**Direction**
In the records that follow, locate every line with "name" and extract it.
+ + +
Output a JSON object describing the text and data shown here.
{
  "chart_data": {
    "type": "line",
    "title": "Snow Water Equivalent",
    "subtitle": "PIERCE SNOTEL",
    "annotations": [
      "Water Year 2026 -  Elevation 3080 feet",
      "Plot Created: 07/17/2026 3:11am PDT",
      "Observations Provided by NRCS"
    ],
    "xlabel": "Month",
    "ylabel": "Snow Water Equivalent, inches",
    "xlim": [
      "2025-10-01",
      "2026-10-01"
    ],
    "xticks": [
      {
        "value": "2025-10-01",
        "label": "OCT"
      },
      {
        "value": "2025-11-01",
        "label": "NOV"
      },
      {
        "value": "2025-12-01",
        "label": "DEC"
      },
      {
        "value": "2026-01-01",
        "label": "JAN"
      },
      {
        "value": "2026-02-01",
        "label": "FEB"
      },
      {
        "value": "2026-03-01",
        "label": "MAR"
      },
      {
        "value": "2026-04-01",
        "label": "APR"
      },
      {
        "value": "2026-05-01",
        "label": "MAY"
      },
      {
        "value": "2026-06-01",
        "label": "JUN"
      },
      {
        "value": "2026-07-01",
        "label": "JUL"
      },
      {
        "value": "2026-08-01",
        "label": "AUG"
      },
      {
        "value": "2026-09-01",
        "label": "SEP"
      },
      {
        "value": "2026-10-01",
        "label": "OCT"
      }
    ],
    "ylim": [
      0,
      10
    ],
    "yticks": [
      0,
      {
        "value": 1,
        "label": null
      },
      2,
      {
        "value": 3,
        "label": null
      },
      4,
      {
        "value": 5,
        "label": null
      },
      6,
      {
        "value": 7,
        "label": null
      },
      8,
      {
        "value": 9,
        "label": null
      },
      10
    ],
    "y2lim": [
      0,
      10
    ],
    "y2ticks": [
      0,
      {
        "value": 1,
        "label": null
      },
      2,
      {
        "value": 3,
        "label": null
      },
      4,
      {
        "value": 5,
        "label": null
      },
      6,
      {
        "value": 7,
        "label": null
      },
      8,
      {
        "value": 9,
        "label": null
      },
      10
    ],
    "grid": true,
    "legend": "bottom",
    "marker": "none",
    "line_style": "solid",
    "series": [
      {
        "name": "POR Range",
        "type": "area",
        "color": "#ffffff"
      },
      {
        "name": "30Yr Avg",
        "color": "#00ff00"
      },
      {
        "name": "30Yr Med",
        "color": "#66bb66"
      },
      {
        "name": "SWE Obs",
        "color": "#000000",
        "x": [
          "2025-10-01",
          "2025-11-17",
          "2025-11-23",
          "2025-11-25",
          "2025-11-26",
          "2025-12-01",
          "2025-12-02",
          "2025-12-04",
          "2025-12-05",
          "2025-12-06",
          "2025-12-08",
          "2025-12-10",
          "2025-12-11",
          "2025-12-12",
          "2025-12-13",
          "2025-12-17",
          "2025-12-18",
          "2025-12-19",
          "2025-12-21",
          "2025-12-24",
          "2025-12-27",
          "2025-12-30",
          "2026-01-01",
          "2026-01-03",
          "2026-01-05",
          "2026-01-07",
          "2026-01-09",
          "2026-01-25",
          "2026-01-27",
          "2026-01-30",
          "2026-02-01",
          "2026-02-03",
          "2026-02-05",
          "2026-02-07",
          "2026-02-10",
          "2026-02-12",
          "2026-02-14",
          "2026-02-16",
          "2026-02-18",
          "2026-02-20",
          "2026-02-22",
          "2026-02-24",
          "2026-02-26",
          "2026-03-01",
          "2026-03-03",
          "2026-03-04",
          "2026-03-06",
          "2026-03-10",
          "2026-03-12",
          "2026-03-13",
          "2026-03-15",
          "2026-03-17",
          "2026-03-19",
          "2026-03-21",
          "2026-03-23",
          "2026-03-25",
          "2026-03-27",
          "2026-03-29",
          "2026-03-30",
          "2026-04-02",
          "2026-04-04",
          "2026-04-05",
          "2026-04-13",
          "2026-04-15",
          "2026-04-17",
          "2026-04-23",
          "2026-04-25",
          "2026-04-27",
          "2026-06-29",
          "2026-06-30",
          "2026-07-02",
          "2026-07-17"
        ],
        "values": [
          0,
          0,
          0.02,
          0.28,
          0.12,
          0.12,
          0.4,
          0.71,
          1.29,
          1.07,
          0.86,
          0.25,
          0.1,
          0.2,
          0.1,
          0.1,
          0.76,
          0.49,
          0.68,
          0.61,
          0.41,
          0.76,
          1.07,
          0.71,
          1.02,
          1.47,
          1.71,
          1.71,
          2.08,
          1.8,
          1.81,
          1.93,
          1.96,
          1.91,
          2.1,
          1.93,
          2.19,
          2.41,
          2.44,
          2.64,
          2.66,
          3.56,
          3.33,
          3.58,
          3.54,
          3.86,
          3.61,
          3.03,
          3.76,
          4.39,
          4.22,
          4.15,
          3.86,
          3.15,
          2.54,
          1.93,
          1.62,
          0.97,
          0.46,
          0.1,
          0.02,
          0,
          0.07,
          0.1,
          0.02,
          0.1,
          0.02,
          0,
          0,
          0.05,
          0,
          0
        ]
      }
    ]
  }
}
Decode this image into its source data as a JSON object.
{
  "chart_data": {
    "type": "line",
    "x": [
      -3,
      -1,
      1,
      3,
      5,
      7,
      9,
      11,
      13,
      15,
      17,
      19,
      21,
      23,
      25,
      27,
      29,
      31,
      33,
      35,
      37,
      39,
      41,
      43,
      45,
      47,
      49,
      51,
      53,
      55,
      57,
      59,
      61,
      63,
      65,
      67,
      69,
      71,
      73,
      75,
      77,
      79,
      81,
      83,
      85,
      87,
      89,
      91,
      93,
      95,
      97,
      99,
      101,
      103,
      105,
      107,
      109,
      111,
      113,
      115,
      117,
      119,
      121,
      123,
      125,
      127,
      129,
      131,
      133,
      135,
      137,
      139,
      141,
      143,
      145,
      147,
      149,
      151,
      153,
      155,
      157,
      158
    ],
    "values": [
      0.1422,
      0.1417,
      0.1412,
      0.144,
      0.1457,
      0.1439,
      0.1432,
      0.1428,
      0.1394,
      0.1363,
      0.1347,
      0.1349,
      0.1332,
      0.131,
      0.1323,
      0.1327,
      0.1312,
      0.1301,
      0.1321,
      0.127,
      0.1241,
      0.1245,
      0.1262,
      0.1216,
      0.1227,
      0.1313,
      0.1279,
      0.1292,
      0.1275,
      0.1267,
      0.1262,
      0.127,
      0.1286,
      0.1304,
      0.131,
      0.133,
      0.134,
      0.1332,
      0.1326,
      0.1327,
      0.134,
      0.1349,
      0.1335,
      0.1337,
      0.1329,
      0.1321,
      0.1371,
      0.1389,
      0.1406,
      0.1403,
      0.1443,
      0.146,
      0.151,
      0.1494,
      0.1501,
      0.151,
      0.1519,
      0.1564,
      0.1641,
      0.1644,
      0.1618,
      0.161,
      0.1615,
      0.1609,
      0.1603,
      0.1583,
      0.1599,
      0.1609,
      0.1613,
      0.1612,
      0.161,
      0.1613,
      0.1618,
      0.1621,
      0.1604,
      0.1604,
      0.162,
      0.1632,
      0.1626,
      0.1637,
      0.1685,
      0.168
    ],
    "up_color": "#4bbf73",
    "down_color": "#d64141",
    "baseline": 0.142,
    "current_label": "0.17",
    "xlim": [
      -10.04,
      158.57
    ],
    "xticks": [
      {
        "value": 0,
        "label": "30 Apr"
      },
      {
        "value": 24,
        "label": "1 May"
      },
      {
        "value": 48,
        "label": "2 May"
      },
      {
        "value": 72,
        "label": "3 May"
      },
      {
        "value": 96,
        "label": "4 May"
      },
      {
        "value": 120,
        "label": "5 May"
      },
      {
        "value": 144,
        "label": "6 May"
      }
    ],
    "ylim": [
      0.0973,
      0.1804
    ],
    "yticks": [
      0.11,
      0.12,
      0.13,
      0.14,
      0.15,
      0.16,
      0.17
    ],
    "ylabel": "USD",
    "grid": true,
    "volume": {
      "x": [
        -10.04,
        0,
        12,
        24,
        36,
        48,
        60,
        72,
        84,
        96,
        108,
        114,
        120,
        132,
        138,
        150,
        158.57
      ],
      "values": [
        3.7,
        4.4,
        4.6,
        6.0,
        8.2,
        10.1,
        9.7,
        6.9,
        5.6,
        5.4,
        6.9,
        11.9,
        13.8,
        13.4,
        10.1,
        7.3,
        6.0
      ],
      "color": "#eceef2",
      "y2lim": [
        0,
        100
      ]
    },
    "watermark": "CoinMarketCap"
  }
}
+ + +
**The output**
        "name": "POR Range",
        "name": "30Yr Avg",
        "name": "30Yr Med",
        "name": "SWE Obs",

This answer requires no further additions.